→ **What is required**: Please transcribe the data below exactly. Leave the pictures out.

* Begin Dataset *

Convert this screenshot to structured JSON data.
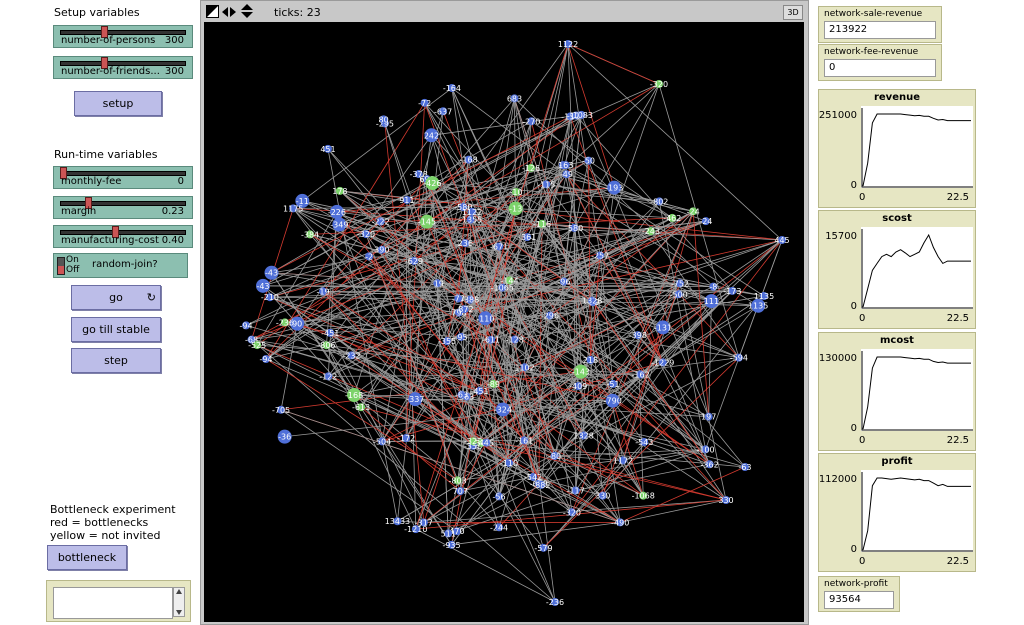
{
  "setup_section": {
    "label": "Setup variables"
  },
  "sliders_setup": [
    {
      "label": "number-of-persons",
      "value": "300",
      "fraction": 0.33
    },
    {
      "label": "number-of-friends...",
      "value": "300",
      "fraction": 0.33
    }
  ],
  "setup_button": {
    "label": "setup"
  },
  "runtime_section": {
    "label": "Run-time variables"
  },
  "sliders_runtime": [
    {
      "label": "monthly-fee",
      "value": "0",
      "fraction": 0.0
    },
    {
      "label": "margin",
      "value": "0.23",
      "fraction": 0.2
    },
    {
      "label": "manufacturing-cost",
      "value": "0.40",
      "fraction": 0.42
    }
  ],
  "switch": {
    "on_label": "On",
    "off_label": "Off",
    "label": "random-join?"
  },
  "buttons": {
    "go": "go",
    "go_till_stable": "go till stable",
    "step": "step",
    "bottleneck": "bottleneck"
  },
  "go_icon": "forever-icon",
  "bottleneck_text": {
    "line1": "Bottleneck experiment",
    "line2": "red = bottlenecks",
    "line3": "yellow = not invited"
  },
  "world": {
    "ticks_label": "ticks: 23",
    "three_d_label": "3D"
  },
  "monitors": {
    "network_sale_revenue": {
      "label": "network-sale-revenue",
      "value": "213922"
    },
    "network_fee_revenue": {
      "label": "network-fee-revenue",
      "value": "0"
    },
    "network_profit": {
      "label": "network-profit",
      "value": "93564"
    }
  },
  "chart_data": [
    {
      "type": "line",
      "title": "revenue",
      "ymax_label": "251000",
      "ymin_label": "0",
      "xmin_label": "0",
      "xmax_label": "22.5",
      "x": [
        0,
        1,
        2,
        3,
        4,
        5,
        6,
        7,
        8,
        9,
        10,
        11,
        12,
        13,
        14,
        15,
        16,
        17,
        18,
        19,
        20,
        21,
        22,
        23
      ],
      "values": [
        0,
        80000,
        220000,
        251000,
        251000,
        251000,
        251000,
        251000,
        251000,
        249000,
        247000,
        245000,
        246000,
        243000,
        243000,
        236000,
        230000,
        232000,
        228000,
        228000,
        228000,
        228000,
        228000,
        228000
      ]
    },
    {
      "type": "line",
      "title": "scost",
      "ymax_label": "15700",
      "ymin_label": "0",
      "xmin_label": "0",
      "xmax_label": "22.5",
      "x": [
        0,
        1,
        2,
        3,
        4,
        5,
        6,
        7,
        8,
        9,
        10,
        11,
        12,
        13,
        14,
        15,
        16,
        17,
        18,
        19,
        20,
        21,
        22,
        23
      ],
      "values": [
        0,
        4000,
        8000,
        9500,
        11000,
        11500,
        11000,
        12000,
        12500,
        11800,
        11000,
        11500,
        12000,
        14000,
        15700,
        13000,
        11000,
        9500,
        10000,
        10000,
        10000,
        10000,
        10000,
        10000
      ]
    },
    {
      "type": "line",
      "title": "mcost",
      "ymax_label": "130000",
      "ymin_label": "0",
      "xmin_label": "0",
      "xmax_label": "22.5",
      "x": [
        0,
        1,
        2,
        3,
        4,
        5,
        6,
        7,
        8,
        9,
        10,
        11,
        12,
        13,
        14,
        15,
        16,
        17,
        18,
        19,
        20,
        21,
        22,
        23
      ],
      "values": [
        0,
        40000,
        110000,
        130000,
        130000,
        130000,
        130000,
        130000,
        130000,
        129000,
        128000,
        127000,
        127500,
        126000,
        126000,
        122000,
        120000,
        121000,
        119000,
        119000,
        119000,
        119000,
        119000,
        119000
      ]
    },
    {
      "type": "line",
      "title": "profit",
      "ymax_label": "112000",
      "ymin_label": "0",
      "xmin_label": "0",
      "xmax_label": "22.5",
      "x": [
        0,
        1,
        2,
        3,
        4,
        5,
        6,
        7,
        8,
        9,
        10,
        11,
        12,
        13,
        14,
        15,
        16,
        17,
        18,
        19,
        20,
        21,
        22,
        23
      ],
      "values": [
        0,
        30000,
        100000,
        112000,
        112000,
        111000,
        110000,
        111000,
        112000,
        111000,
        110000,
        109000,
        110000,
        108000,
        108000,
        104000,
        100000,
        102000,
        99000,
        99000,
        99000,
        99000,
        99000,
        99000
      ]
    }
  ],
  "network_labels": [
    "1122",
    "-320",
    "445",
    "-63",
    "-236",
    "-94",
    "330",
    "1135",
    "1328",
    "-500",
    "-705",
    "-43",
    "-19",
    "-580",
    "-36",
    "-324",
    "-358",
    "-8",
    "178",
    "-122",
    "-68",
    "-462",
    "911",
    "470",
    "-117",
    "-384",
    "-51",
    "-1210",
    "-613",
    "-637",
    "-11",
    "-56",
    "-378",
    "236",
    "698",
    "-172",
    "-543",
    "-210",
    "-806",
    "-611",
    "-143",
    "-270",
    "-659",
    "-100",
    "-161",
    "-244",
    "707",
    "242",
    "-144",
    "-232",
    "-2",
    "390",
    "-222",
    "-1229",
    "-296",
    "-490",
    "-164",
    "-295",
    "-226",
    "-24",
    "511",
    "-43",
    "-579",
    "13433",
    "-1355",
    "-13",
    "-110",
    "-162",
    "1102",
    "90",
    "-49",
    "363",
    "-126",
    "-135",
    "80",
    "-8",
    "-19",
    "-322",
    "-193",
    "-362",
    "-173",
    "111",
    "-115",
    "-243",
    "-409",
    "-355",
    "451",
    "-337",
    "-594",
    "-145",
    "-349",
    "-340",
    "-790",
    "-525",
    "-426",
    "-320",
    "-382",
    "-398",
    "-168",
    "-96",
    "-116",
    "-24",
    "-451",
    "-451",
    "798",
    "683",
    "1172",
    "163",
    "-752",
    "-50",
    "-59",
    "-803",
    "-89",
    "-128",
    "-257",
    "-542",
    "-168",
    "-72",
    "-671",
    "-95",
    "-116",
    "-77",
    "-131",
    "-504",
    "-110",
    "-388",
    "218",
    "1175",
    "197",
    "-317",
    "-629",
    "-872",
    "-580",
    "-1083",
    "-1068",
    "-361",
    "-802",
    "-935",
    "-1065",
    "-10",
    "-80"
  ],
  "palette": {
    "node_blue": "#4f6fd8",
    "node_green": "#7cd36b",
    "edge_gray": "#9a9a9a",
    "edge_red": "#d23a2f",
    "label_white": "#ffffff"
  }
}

* End Dataset *

→ **Expected output**:
Convert this screenshot to structured JSON data.
{
  "setup_section": {
    "label": "Setup variables"
  },
  "sliders_setup": [
    {
      "label": "number-of-persons",
      "value": "300",
      "fraction": 0.33
    },
    {
      "label": "number-of-friends...",
      "value": "300",
      "fraction": 0.33
    }
  ],
  "setup_button": {
    "label": "setup"
  },
  "runtime_section": {
    "label": "Run-time variables"
  },
  "sliders_runtime": [
    {
      "label": "monthly-fee",
      "value": "0",
      "fraction": 0.0
    },
    {
      "label": "margin",
      "value": "0.23",
      "fraction": 0.2
    },
    {
      "label": "manufacturing-cost",
      "value": "0.40",
      "fraction": 0.42
    }
  ],
  "switch": {
    "on_label": "On",
    "off_label": "Off",
    "label": "random-join?"
  },
  "buttons": {
    "go": "go",
    "go_till_stable": "go till stable",
    "step": "step",
    "bottleneck": "bottleneck"
  },
  "go_icon": "forever-icon",
  "bottleneck_text": {
    "line1": "Bottleneck experiment",
    "line2": "red = bottlenecks",
    "line3": "yellow = not invited"
  },
  "world": {
    "ticks_label": "ticks: 23",
    "three_d_label": "3D"
  },
  "monitors": {
    "network_sale_revenue": {
      "label": "network-sale-revenue",
      "value": "213922"
    },
    "network_fee_revenue": {
      "label": "network-fee-revenue",
      "value": "0"
    },
    "network_profit": {
      "label": "network-profit",
      "value": "93564"
    }
  },
  "chart_data": [
    {
      "type": "line",
      "title": "revenue",
      "ymax_label": "251000",
      "ymin_label": "0",
      "xmin_label": "0",
      "xmax_label": "22.5",
      "x": [
        0,
        1,
        2,
        3,
        4,
        5,
        6,
        7,
        8,
        9,
        10,
        11,
        12,
        13,
        14,
        15,
        16,
        17,
        18,
        19,
        20,
        21,
        22,
        23
      ],
      "values": [
        0,
        80000,
        220000,
        251000,
        251000,
        251000,
        251000,
        251000,
        251000,
        249000,
        247000,
        245000,
        246000,
        243000,
        243000,
        236000,
        230000,
        232000,
        228000,
        228000,
        228000,
        228000,
        228000,
        228000
      ]
    },
    {
      "type": "line",
      "title": "scost",
      "ymax_label": "15700",
      "ymin_label": "0",
      "xmin_label": "0",
      "xmax_label": "22.5",
      "x": [
        0,
        1,
        2,
        3,
        4,
        5,
        6,
        7,
        8,
        9,
        10,
        11,
        12,
        13,
        14,
        15,
        16,
        17,
        18,
        19,
        20,
        21,
        22,
        23
      ],
      "values": [
        0,
        4000,
        8000,
        9500,
        11000,
        11500,
        11000,
        12000,
        12500,
        11800,
        11000,
        11500,
        12000,
        14000,
        15700,
        13000,
        11000,
        9500,
        10000,
        10000,
        10000,
        10000,
        10000,
        10000
      ]
    },
    {
      "type": "line",
      "title": "mcost",
      "ymax_label": "130000",
      "ymin_label": "0",
      "xmin_label": "0",
      "xmax_label": "22.5",
      "x": [
        0,
        1,
        2,
        3,
        4,
        5,
        6,
        7,
        8,
        9,
        10,
        11,
        12,
        13,
        14,
        15,
        16,
        17,
        18,
        19,
        20,
        21,
        22,
        23
      ],
      "values": [
        0,
        40000,
        110000,
        130000,
        130000,
        130000,
        130000,
        130000,
        130000,
        129000,
        128000,
        127000,
        127500,
        126000,
        126000,
        122000,
        120000,
        121000,
        119000,
        119000,
        119000,
        119000,
        119000,
        119000
      ]
    },
    {
      "type": "line",
      "title": "profit",
      "ymax_label": "112000",
      "ymin_label": "0",
      "xmin_label": "0",
      "xmax_label": "22.5",
      "x": [
        0,
        1,
        2,
        3,
        4,
        5,
        6,
        7,
        8,
        9,
        10,
        11,
        12,
        13,
        14,
        15,
        16,
        17,
        18,
        19,
        20,
        21,
        22,
        23
      ],
      "values": [
        0,
        30000,
        100000,
        112000,
        112000,
        111000,
        110000,
        111000,
        112000,
        111000,
        110000,
        109000,
        110000,
        108000,
        108000,
        104000,
        100000,
        102000,
        99000,
        99000,
        99000,
        99000,
        99000,
        99000
      ]
    }
  ],
  "network_labels": [
    "1122",
    "-320",
    "445",
    "-63",
    "-236",
    "-94",
    "330",
    "1135",
    "1328",
    "-500",
    "-705",
    "-43",
    "-19",
    "-580",
    "-36",
    "-324",
    "-358",
    "-8",
    "178",
    "-122",
    "-68",
    "-462",
    "911",
    "470",
    "-117",
    "-384",
    "-51",
    "-1210",
    "-613",
    "-637",
    "-11",
    "-56",
    "-378",
    "236",
    "698",
    "-172",
    "-543",
    "-210",
    "-806",
    "-611",
    "-143",
    "-270",
    "-659",
    "-100",
    "-161",
    "-244",
    "707",
    "242",
    "-144",
    "-232",
    "-2",
    "390",
    "-222",
    "-1229",
    "-296",
    "-490",
    "-164",
    "-295",
    "-226",
    "-24",
    "511",
    "-43",
    "-579",
    "13433",
    "-1355",
    "-13",
    "-110",
    "-162",
    "1102",
    "90",
    "-49",
    "363",
    "-126",
    "-135",
    "80",
    "-8",
    "-19",
    "-322",
    "-193",
    "-362",
    "-173",
    "111",
    "-115",
    "-243",
    "-409",
    "-355",
    "451",
    "-337",
    "-594",
    "-145",
    "-349",
    "-340",
    "-790",
    "-525",
    "-426",
    "-320",
    "-382",
    "-398",
    "-168",
    "-96",
    "-116",
    "-24",
    "-451",
    "-451",
    "798",
    "683",
    "1172",
    "163",
    "-752",
    "-50",
    "-59",
    "-803",
    "-89",
    "-128",
    "-257",
    "-542",
    "-168",
    "-72",
    "-671",
    "-95",
    "-116",
    "-77",
    "-131",
    "-504",
    "-110",
    "-388",
    "218",
    "1175",
    "197",
    "-317",
    "-629",
    "-872",
    "-580",
    "-1083",
    "-1068",
    "-361",
    "-802",
    "-935",
    "-1065",
    "-10",
    "-80"
  ],
  "palette": {
    "node_blue": "#4f6fd8",
    "node_green": "#7cd36b",
    "edge_gray": "#9a9a9a",
    "edge_red": "#d23a2f",
    "label_white": "#ffffff"
  }
}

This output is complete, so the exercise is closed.